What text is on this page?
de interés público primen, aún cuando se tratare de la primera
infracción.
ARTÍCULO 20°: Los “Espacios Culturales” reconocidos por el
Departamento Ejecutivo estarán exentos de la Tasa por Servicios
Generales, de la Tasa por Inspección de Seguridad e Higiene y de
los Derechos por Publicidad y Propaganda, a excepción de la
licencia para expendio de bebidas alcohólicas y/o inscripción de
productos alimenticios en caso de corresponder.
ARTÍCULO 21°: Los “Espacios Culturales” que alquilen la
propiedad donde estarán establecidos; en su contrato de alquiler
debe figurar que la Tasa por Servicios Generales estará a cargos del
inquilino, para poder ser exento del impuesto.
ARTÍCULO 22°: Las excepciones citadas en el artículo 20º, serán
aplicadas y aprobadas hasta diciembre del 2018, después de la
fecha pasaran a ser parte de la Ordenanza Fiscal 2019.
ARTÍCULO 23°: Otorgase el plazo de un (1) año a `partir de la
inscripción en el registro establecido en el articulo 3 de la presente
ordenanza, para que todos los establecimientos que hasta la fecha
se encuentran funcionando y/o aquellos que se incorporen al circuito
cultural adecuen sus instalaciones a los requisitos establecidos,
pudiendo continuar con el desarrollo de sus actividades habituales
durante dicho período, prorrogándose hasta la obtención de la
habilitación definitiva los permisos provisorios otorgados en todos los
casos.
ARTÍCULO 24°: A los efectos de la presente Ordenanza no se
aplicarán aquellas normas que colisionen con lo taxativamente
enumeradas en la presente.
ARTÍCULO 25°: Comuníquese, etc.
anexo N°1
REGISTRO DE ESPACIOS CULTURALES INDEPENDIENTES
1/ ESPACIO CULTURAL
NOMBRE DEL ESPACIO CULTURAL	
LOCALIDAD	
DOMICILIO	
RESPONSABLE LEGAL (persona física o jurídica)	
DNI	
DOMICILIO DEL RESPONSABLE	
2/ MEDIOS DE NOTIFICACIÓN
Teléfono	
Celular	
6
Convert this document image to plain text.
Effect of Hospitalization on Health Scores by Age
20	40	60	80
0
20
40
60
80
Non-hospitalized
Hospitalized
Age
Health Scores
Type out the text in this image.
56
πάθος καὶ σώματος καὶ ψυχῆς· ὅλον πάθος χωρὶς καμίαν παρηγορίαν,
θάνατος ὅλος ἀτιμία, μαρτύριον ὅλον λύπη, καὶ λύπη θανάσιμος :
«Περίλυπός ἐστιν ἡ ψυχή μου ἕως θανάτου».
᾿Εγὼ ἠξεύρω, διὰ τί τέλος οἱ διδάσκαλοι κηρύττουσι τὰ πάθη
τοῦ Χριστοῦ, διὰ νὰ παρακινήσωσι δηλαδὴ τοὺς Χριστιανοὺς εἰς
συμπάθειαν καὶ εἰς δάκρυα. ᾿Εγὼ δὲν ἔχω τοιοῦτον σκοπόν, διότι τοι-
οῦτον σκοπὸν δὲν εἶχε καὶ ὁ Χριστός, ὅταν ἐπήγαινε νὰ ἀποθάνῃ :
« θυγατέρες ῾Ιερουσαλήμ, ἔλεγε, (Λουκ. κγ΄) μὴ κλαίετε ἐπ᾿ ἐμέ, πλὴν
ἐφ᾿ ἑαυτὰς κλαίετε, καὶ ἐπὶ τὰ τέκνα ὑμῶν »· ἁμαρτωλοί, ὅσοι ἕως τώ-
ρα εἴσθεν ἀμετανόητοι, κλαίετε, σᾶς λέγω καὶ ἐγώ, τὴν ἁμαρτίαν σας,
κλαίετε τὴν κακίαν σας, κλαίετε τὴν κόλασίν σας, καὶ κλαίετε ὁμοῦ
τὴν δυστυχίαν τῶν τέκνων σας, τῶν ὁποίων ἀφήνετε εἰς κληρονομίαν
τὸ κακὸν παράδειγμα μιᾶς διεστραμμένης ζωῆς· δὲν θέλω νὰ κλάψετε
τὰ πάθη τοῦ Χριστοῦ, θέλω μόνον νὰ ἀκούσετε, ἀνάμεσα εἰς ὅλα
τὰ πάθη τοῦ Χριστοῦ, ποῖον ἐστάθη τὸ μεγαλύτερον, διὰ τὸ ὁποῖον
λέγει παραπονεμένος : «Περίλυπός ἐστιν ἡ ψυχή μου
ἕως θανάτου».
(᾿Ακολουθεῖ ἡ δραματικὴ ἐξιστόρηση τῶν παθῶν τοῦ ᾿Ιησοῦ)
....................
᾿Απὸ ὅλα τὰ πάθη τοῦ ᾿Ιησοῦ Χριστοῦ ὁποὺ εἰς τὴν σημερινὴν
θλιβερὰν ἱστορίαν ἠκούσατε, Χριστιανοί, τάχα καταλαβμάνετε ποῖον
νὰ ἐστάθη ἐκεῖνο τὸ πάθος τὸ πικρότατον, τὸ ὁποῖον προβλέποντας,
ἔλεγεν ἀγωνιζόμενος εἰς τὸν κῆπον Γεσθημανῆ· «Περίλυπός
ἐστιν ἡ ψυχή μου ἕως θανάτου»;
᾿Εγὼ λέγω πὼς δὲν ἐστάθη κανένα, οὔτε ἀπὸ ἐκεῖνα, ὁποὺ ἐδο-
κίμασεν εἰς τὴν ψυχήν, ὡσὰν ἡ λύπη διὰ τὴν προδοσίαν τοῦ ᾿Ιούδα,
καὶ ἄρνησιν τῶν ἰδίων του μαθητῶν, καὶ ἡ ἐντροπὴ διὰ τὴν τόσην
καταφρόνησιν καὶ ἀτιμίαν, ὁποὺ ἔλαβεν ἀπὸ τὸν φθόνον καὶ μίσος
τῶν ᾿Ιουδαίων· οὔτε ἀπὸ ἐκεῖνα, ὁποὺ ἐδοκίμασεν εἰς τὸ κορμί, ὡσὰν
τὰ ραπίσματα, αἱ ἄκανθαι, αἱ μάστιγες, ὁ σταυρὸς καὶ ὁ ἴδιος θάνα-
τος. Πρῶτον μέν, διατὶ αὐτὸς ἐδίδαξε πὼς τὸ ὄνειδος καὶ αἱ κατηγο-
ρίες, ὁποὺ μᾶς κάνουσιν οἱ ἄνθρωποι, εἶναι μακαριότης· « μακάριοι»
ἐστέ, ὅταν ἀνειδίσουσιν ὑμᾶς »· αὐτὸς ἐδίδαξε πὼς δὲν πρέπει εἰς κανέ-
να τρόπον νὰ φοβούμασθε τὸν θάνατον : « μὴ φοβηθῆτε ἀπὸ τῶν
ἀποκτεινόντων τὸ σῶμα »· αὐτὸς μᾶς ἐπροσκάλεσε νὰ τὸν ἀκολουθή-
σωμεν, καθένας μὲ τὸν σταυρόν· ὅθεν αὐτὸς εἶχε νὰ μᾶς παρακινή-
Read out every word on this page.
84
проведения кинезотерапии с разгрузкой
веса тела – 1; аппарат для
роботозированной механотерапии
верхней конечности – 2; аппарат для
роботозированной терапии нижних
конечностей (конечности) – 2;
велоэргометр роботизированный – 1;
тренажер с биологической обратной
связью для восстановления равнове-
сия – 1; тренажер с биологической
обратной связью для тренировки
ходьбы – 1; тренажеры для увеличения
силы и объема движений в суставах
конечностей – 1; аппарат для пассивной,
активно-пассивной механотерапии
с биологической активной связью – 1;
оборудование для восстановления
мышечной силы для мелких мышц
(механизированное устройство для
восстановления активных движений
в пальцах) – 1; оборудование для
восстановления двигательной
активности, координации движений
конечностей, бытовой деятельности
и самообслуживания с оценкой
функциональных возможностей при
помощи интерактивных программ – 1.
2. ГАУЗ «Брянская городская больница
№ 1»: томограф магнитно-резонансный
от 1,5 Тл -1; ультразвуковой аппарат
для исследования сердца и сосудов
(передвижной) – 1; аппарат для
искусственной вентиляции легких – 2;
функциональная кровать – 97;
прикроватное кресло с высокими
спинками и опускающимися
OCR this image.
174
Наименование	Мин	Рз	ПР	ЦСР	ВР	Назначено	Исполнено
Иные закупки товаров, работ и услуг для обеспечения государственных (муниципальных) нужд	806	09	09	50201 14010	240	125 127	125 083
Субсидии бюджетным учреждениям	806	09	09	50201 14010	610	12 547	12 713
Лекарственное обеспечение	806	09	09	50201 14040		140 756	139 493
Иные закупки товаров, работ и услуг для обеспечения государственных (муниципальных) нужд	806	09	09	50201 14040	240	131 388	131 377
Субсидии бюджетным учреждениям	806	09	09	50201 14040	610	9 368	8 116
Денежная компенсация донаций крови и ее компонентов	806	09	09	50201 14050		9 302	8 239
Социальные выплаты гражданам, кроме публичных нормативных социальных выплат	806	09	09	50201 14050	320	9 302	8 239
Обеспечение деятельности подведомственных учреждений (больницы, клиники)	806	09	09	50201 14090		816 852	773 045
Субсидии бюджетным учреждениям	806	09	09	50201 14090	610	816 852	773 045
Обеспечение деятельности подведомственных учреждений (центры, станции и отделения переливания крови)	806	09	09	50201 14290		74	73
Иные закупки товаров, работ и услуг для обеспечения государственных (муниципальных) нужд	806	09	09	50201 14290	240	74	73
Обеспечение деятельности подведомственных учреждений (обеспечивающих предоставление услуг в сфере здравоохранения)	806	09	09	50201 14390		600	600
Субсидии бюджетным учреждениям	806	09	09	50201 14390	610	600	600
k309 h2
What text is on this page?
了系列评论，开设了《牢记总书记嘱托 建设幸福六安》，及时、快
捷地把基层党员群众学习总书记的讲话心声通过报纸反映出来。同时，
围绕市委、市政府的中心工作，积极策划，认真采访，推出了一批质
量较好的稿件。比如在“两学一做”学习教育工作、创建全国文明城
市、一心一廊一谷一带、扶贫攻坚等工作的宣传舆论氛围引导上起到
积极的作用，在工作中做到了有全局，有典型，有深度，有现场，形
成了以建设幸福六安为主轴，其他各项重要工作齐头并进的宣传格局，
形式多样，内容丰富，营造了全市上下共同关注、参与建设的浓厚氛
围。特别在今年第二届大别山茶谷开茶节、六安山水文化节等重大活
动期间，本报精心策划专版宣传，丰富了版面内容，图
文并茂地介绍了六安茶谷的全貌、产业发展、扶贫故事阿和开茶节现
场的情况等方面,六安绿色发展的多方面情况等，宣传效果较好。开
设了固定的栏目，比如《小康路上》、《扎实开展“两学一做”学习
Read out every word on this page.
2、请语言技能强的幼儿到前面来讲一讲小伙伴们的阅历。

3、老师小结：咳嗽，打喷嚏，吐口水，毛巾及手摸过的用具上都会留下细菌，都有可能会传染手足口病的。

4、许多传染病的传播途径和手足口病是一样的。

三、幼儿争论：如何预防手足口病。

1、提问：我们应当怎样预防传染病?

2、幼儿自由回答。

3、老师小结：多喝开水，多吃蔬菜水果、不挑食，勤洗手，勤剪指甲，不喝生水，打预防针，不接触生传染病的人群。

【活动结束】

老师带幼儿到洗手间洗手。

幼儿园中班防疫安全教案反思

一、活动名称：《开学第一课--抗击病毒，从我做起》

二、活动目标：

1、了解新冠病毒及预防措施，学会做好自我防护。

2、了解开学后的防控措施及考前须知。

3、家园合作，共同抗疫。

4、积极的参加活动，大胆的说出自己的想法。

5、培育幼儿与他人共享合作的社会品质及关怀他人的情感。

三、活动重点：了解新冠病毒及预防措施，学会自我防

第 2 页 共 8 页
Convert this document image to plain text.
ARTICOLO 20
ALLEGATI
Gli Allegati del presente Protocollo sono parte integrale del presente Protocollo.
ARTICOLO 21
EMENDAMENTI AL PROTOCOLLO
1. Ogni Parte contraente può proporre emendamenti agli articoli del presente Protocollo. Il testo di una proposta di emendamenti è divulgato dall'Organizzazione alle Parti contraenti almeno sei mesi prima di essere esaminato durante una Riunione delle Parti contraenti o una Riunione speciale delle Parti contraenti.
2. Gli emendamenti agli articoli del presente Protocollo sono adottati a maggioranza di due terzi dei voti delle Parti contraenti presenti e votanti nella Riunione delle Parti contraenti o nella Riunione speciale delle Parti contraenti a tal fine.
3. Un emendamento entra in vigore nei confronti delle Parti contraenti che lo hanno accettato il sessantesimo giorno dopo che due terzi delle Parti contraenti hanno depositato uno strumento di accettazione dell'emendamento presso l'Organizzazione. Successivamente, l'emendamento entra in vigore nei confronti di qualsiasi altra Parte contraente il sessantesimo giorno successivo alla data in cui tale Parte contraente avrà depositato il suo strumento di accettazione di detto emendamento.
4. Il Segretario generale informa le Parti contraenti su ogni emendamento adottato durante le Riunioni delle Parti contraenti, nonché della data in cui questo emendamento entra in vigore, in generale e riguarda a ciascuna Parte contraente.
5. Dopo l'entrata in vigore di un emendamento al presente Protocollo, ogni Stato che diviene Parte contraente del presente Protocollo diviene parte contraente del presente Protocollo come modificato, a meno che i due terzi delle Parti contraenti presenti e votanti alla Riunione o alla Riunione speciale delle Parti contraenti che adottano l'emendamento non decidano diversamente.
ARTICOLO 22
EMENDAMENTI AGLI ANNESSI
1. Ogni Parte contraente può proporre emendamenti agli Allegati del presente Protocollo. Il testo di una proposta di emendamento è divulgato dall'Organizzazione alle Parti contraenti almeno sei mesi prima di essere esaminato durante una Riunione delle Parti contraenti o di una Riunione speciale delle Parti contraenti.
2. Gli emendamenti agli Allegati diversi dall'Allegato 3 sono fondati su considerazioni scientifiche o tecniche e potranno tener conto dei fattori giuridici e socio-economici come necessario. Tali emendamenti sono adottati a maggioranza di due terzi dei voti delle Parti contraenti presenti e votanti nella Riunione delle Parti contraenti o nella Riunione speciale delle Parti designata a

§ §

- [WRITTEN INSTRUCTION] Identify every line above that includes the word "работ", and show those lines.

- [EXERCISE ANSWER]
Иные закупки товаров, работ и услуг для обеспечения государственных (муниципальных) нужд	806	09	09	50201 14010	240	125 127	125 083
Иные закупки товаров, работ и услуг для обеспечения государственных (муниципальных) нужд	806	09	09	50201 14040	240	131 388	131 377
Иные закупки товаров, работ и услуг для обеспечения государственных (муниципальных) нужд	806	09	09	50201 14290	240	74	73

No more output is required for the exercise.